Every entry below must be repeated exactly; skip the pictures.

(Stored entries)
__________________________________________________

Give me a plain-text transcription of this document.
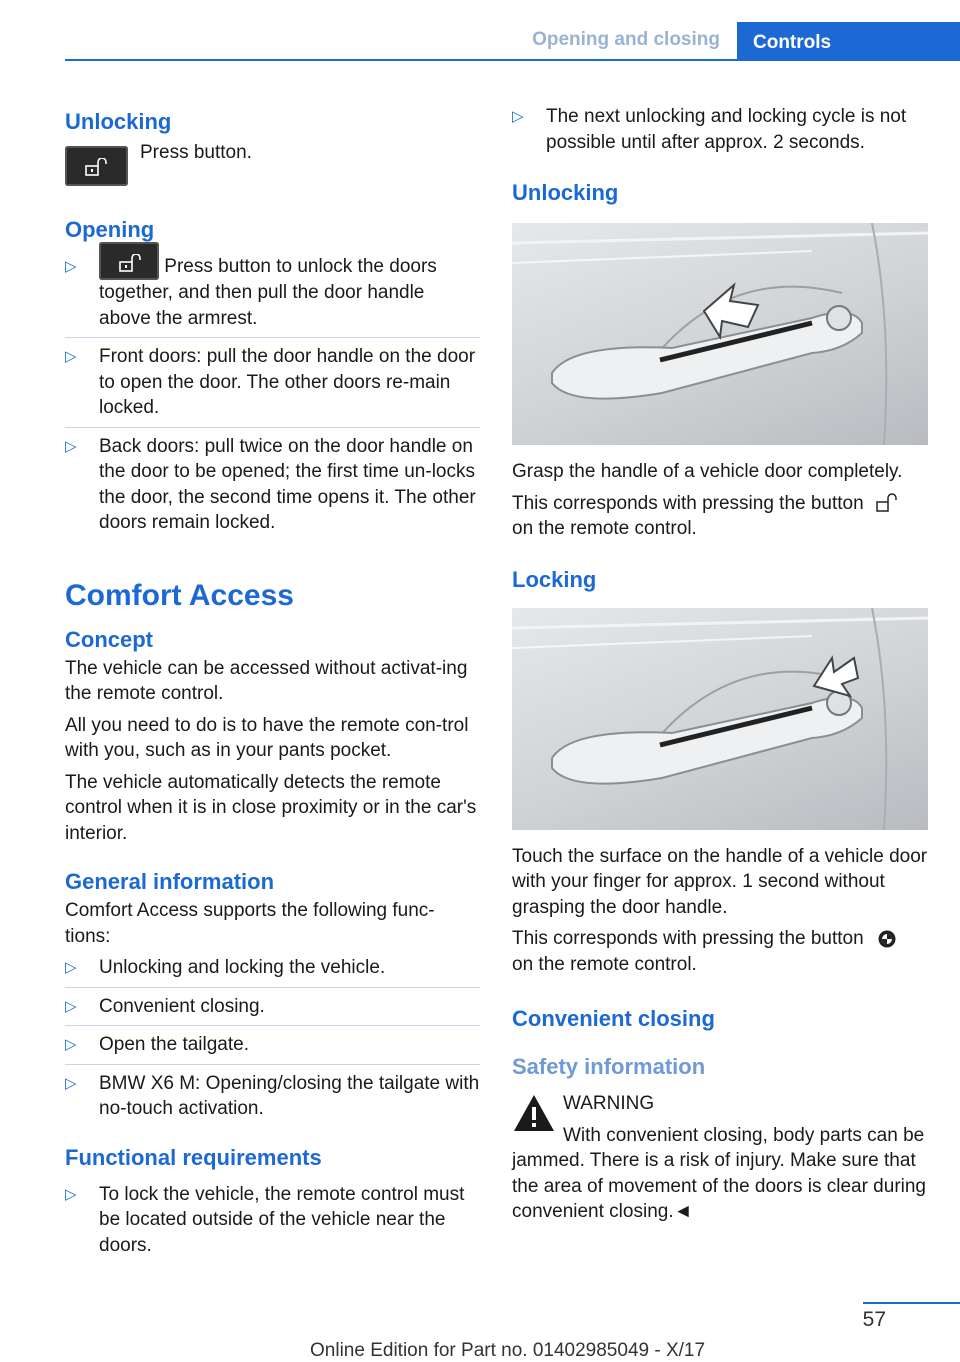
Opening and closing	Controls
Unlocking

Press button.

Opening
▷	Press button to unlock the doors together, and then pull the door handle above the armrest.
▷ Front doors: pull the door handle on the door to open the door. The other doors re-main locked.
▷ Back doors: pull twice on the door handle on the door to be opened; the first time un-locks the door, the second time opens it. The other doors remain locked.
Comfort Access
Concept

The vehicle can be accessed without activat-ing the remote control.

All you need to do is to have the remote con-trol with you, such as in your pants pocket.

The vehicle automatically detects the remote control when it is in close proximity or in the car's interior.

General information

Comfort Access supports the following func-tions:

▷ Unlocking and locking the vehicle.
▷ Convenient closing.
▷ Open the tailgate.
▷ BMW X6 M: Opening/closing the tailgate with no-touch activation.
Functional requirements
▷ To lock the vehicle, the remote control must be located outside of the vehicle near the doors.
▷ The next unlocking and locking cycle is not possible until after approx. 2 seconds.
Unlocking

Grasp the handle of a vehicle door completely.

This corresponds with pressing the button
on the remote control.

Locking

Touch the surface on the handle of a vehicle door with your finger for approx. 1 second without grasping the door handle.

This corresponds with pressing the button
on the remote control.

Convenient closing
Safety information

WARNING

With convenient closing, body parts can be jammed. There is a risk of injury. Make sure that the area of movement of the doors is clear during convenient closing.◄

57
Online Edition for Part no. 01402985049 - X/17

__________________________________________________

■ Exercise answer:
Give me a plain-text transcription of this document.
Opening and closing	Controls
Unlocking

Press button.

Opening
▷	Press button to unlock the doors together, and then pull the door handle above the armrest.
▷ Front doors: pull the door handle on the door to open the door. The other doors re-main locked.
▷ Back doors: pull twice on the door handle on the door to be opened; the first time un-locks the door, the second time opens it. The other doors remain locked.
Comfort Access
Concept

The vehicle can be accessed without activat-ing the remote control.

All you need to do is to have the remote con-trol with you, such as in your pants pocket.

The vehicle automatically detects the remote control when it is in close proximity or in the car's interior.

General information

Comfort Access supports the following func-tions:

▷ Unlocking and locking the vehicle.
▷ Convenient closing.
▷ Open the tailgate.
▷ BMW X6 M: Opening/closing the tailgate with no-touch activation.
Functional requirements
▷ To lock the vehicle, the remote control must be located outside of the vehicle near the doors.
▷ The next unlocking and locking cycle is not possible until after approx. 2 seconds.
Unlocking

Grasp the handle of a vehicle door completely.

This corresponds with pressing the button
on the remote control.

Locking

Touch the surface on the handle of a vehicle door with your finger for approx. 1 second without grasping the door handle.

This corresponds with pressing the button
on the remote control.

Convenient closing
Safety information

WARNING

With convenient closing, body parts can be jammed. There is a risk of injury. Make sure that the area of movement of the doors is clear during convenient closing.◄

57
Online Edition for Part no. 01402985049 - X/17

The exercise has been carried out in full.